Data records
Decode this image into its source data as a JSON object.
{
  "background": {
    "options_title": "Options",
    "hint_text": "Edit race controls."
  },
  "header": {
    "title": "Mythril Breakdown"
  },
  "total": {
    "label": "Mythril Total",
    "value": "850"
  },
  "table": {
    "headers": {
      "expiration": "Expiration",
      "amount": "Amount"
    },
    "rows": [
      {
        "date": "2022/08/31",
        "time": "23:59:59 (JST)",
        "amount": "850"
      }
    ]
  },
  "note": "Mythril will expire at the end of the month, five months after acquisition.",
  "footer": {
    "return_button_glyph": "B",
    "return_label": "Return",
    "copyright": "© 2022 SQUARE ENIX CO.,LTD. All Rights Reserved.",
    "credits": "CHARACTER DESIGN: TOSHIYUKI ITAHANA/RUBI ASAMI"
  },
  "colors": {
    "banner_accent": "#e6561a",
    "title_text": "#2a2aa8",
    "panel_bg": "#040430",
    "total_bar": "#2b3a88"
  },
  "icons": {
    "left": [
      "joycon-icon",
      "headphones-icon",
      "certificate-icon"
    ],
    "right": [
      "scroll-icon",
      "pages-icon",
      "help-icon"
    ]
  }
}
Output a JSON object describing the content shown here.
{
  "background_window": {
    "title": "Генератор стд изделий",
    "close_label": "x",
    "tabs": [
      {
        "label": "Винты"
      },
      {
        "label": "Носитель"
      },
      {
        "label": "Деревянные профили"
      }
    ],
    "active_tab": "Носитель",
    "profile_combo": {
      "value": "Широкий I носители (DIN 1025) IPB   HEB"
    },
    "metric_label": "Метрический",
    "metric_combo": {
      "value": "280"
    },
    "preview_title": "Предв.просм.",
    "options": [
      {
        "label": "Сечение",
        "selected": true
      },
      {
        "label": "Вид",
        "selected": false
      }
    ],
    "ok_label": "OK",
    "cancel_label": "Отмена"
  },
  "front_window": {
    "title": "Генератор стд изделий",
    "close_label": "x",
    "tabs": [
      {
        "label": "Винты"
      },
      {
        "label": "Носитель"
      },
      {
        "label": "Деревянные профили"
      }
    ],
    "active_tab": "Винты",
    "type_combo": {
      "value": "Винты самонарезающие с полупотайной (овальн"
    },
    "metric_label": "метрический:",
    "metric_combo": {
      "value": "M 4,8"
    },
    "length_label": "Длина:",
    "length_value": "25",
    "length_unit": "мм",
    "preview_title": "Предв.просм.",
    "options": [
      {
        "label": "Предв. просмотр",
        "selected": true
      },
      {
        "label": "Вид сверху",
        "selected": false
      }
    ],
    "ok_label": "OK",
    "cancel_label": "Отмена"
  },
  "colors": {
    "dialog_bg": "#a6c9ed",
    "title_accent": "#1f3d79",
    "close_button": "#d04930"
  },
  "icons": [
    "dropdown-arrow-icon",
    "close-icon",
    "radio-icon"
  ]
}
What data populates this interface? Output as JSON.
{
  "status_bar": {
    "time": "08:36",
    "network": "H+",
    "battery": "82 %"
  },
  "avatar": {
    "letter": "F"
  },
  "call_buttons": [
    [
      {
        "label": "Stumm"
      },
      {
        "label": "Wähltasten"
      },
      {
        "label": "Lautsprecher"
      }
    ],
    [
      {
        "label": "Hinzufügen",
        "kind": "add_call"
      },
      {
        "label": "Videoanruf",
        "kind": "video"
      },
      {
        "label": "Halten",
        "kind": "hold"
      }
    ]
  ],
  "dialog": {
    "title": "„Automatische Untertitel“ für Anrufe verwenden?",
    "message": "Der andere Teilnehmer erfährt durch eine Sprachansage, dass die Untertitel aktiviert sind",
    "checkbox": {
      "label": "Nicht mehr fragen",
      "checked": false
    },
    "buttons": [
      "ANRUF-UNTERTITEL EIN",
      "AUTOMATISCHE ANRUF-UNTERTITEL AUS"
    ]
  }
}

_EXERCISE PROMPT_
Print every line of the records exactly. Omit nothing.

_ANSWER_
Decode this image into its source data as a JSON object.
{
  "background": {
    "options_title": "Options",
    "hint_text": "Edit race controls."
  },
  "header": {
    "title": "Mythril Breakdown"
  },
  "total": {
    "label": "Mythril Total",
    "value": "850"
  },
  "table": {
    "headers": {
      "expiration": "Expiration",
      "amount": "Amount"
    },
    "rows": [
      {
        "date": "2022/08/31",
        "time": "23:59:59 (JST)",
        "amount": "850"
      }
    ]
  },
  "note": "Mythril will expire at the end of the month, five months after acquisition.",
  "footer": {
    "return_button_glyph": "B",
    "return_label": "Return",
    "copyright": "© 2022 SQUARE ENIX CO.,LTD. All Rights Reserved.",
    "credits": "CHARACTER DESIGN: TOSHIYUKI ITAHANA/RUBI ASAMI"
  },
  "colors": {
    "banner_accent": "#e6561a",
    "title_text": "#2a2aa8",
    "panel_bg": "#040430",
    "total_bar": "#2b3a88"
  },
  "icons": {
    "left": [
      "joycon-icon",
      "headphones-icon",
      "certificate-icon"
    ],
    "right": [
      "scroll-icon",
      "pages-icon",
      "help-icon"
    ]
  }
}
Output a JSON object describing the content shown here.
{
  "background_window": {
    "title": "Генератор стд изделий",
    "close_label": "x",
    "tabs": [
      {
        "label": "Винты"
      },
      {
        "label": "Носитель"
      },
      {
        "label": "Деревянные профили"
      }
    ],
    "active_tab": "Носитель",
    "profile_combo": {
      "value": "Широкий I носители (DIN 1025) IPB   HEB"
    },
    "metric_label": "Метрический",
    "metric_combo": {
      "value": "280"
    },
    "preview_title": "Предв.просм.",
    "options": [
      {
        "label": "Сечение",
        "selected": true
      },
      {
        "label": "Вид",
        "selected": false
      }
    ],
    "ok_label": "OK",
    "cancel_label": "Отмена"
  },
  "front_window": {
    "title": "Генератор стд изделий",
    "close_label": "x",
    "tabs": [
      {
        "label": "Винты"
      },
      {
        "label": "Носитель"
      },
      {
        "label": "Деревянные профили"
      }
    ],
    "active_tab": "Винты",
    "type_combo": {
      "value": "Винты самонарезающие с полупотайной (овальн"
    },
    "metric_label": "метрический:",
    "metric_combo": {
      "value": "M 4,8"
    },
    "length_label": "Длина:",
    "length_value": "25",
    "length_unit": "мм",
    "preview_title": "Предв.просм.",
    "options": [
      {
        "label": "Предв. просмотр",
        "selected": true
      },
      {
        "label": "Вид сверху",
        "selected": false
      }
    ],
    "ok_label": "OK",
    "cancel_label": "Отмена"
  },
  "colors": {
    "dialog_bg": "#a6c9ed",
    "title_accent": "#1f3d79",
    "close_button": "#d04930"
  },
  "icons": [
    "dropdown-arrow-icon",
    "close-icon",
    "radio-icon"
  ]
}
What data populates this interface? Output as JSON.
{
  "status_bar": {
    "time": "08:36",
    "network": "H+",
    "battery": "82 %"
  },
  "avatar": {
    "letter": "F"
  },
  "call_buttons": [
    [
      {
        "label": "Stumm"
      },
      {
        "label": "Wähltasten"
      },
      {
        "label": "Lautsprecher"
      }
    ],
    [
      {
        "label": "Hinzufügen",
        "kind": "add_call"
      },
      {
        "label": "Videoanruf",
        "kind": "video"
      },
      {
        "label": "Halten",
        "kind": "hold"
      }
    ]
  ],
  "dialog": {
    "title": "„Automatische Untertitel“ für Anrufe verwenden?",
    "message": "Der andere Teilnehmer erfährt durch eine Sprachansage, dass die Untertitel aktiviert sind",
    "checkbox": {
      "label": "Nicht mehr fragen",
      "checked": false
    },
    "buttons": [
      "ANRUF-UNTERTITEL EIN",
      "AUTOMATISCHE ANRUF-UNTERTITEL AUS"
    ]
  }
}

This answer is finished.